» Written request:
Locate each line below that includes "AGQDs" and reproduce it.

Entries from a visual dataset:

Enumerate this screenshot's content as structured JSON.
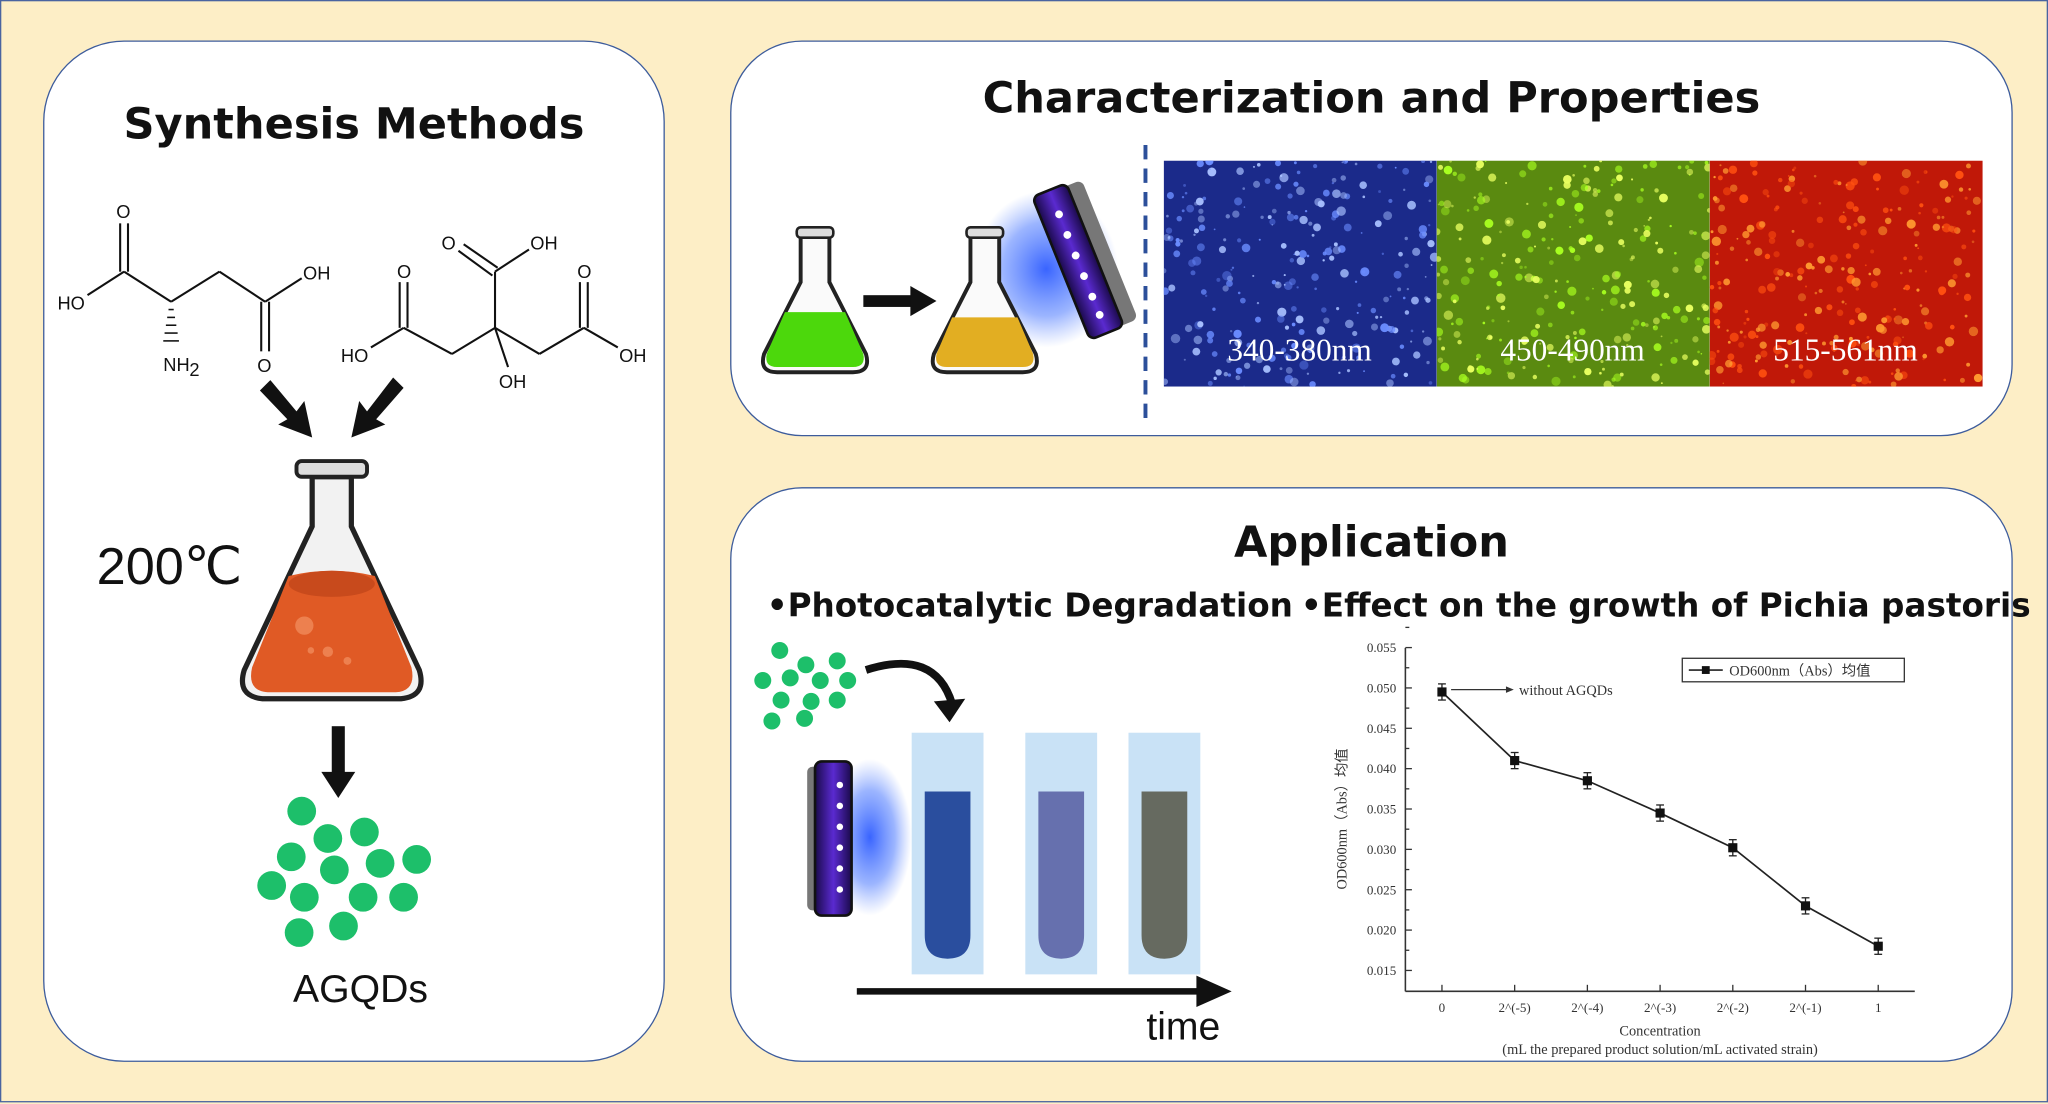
{
  "synthesis": {
    "title": "Synthesis Methods",
    "temperature": "200℃",
    "product": "AGQDs",
    "aspartic_acid": {
      "o_top": "O",
      "ho": "HO",
      "nh2": "NH",
      "nh2_sub": "2",
      "oh": "OH",
      "o_bottom": "O"
    },
    "citric_acid": {
      "ho_left": "HO",
      "o_left": "O",
      "o_top": "O",
      "oh_top": "OH",
      "o_right": "O",
      "oh_right": "OH",
      "oh_bottom": "OH"
    }
  },
  "characterization": {
    "title": "Characterization and Properties",
    "images": [
      {
        "label": "340-380nm",
        "color": "#1b2a8a"
      },
      {
        "label": "450-490nm",
        "color": "#5a8a10"
      },
      {
        "label": "515-561nm",
        "color": "#c01808"
      }
    ],
    "flask_colors": {
      "before": "#4cd80c",
      "after": "#e2ae22"
    }
  },
  "application": {
    "title": "Application",
    "photocatalysis": {
      "heading": "•Photocatalytic Degradation",
      "time_label": "time",
      "tube_colors": [
        "#2a4e9e",
        "#6670ae",
        "#666a60"
      ]
    },
    "growth": {
      "heading": "•Effect on the growth of Pichia pastoris"
    }
  },
  "colors": {
    "dots": "#1dbf6a",
    "border": "#3d5c9c",
    "background": "#fdeec6",
    "uv": "#3a1a8a"
  },
  "chart_data": {
    "type": "line",
    "categories": [
      "0",
      "2^(-5)",
      "2^(-4)",
      "2^(-3)",
      "2^(-2)",
      "2^(-1)",
      "1"
    ],
    "series": [
      {
        "name": "OD600nm（Abs）均值",
        "values": [
          0.0495,
          0.041,
          0.0385,
          0.0345,
          0.0302,
          0.023,
          0.018
        ],
        "error": [
          0.001,
          0.001,
          0.001,
          0.001,
          0.001,
          0.001,
          0.001
        ]
      }
    ],
    "ylabel": "OD600nm（Abs）均值",
    "xlabel": "Concentration",
    "xlabel2": "(mL the prepared product solution/mL activated strain)",
    "ylim": [
      0.0125,
      0.055
    ],
    "yticks": [
      "0.015",
      "0.020",
      "0.025",
      "0.030",
      "0.035",
      "0.040",
      "0.045",
      "0.050",
      "0.055"
    ],
    "annotation": "without AGQDs",
    "legend": "top-right",
    "grid": false
  }
}
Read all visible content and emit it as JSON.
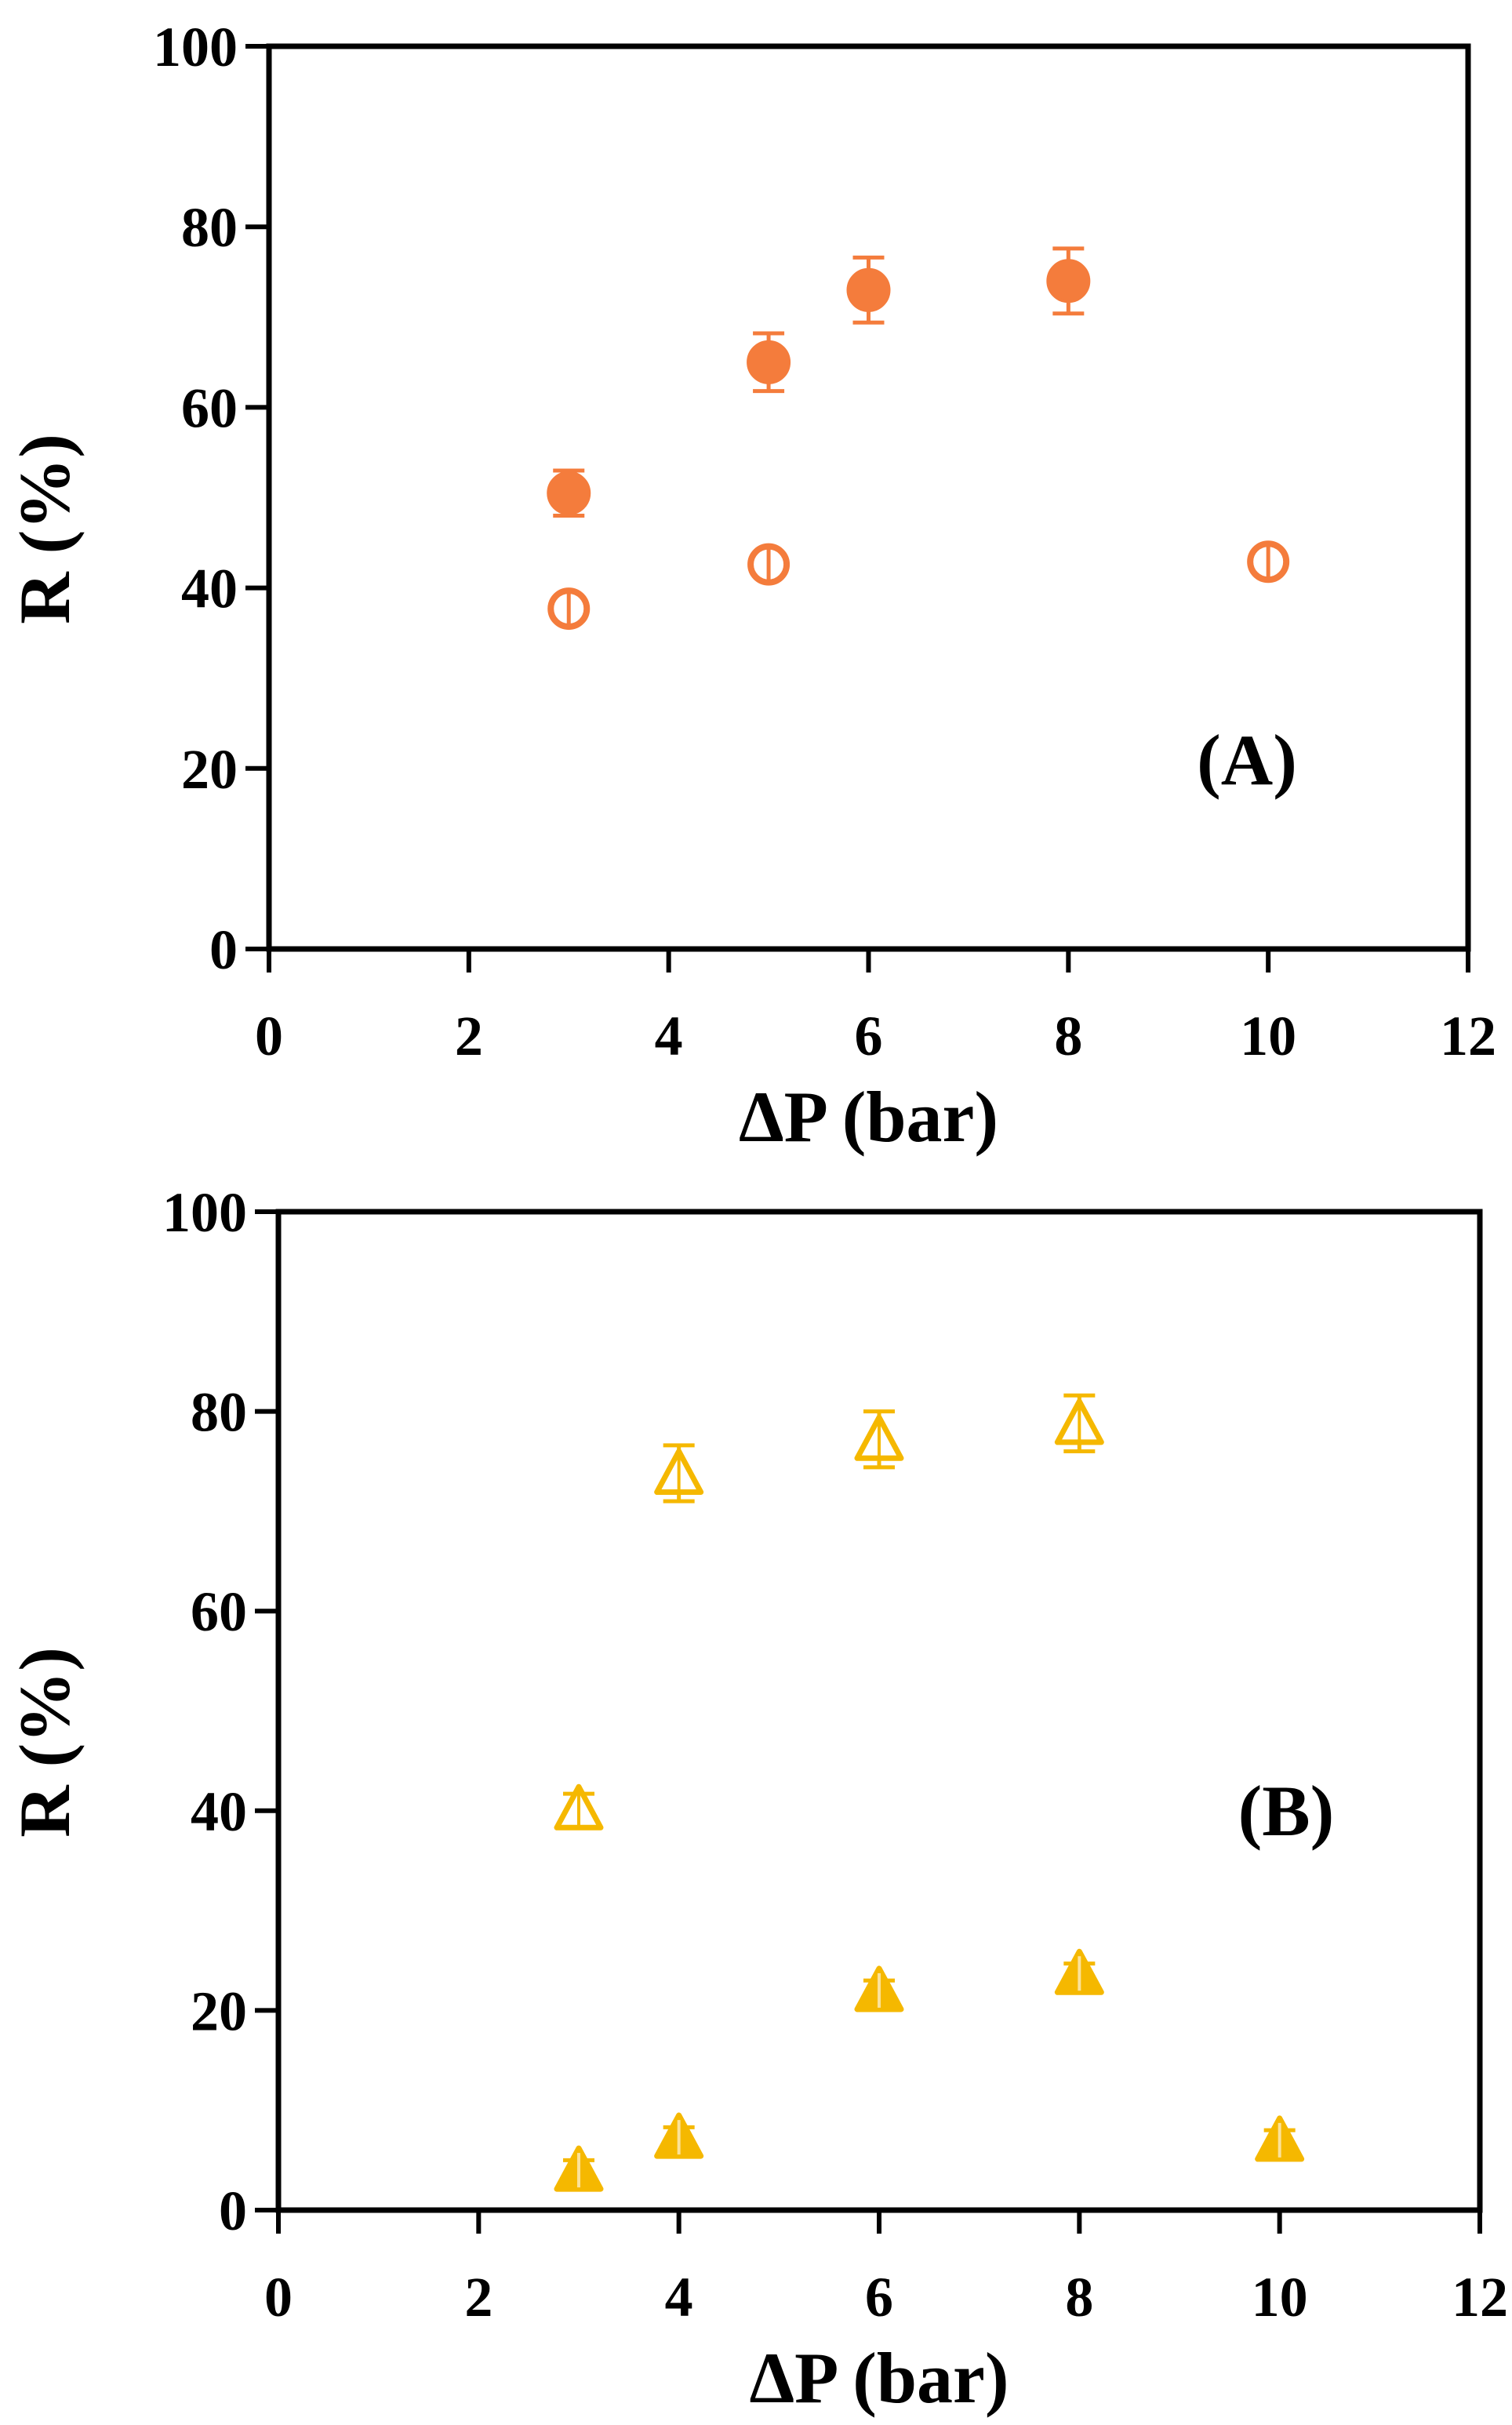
{
  "chart_data": [
    {
      "type": "scatter",
      "panel_label": "(A)",
      "xlabel": "ΔP (bar)",
      "ylabel": "R (%)",
      "xlim": [
        0,
        12
      ],
      "ylim": [
        0,
        100
      ],
      "xticks": [
        0,
        2,
        4,
        6,
        8,
        10,
        12
      ],
      "yticks": [
        0,
        20,
        40,
        60,
        80,
        100
      ],
      "grid": false,
      "series": [
        {
          "marker": "circle-filled",
          "color": "#F47C3C",
          "points": [
            {
              "x": 3,
              "y": 50.5,
              "err": 2.5
            },
            {
              "x": 5,
              "y": 65,
              "err": 3.2
            },
            {
              "x": 6,
              "y": 73,
              "err": 3.6
            },
            {
              "x": 8,
              "y": 74,
              "err": 3.6
            }
          ]
        },
        {
          "marker": "circle-open",
          "color": "#F47C3C",
          "points": [
            {
              "x": 3,
              "y": 37.7,
              "err": 1.2
            },
            {
              "x": 5,
              "y": 42.6,
              "err": 1.2
            },
            {
              "x": 10,
              "y": 42.9,
              "err": 1.2
            }
          ]
        }
      ]
    },
    {
      "type": "scatter",
      "panel_label": "(B)",
      "xlabel": "ΔP (bar)",
      "ylabel": "R (%)",
      "xlim": [
        0,
        12
      ],
      "ylim": [
        0,
        100
      ],
      "xticks": [
        0,
        2,
        4,
        6,
        8,
        10,
        12
      ],
      "yticks": [
        0,
        20,
        40,
        60,
        80,
        100
      ],
      "grid": false,
      "series": [
        {
          "marker": "triangle-open",
          "color": "#F5B800",
          "points": [
            {
              "x": 3,
              "y": 40.2,
              "err": 1.5
            },
            {
              "x": 4,
              "y": 73.8,
              "err": 2.8
            },
            {
              "x": 6,
              "y": 77.2,
              "err": 2.8
            },
            {
              "x": 8,
              "y": 78.8,
              "err": 2.8
            }
          ]
        },
        {
          "marker": "triangle-filled",
          "color": "#F5B800",
          "points": [
            {
              "x": 3,
              "y": 4,
              "err": 1
            },
            {
              "x": 4,
              "y": 7.3,
              "err": 1
            },
            {
              "x": 6,
              "y": 22,
              "err": 1
            },
            {
              "x": 8,
              "y": 23.7,
              "err": 1
            },
            {
              "x": 10,
              "y": 7,
              "err": 1
            }
          ]
        }
      ]
    }
  ]
}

» Exercise solution:
    "product": "AGQDs",
    "annotation": "without AGQDs",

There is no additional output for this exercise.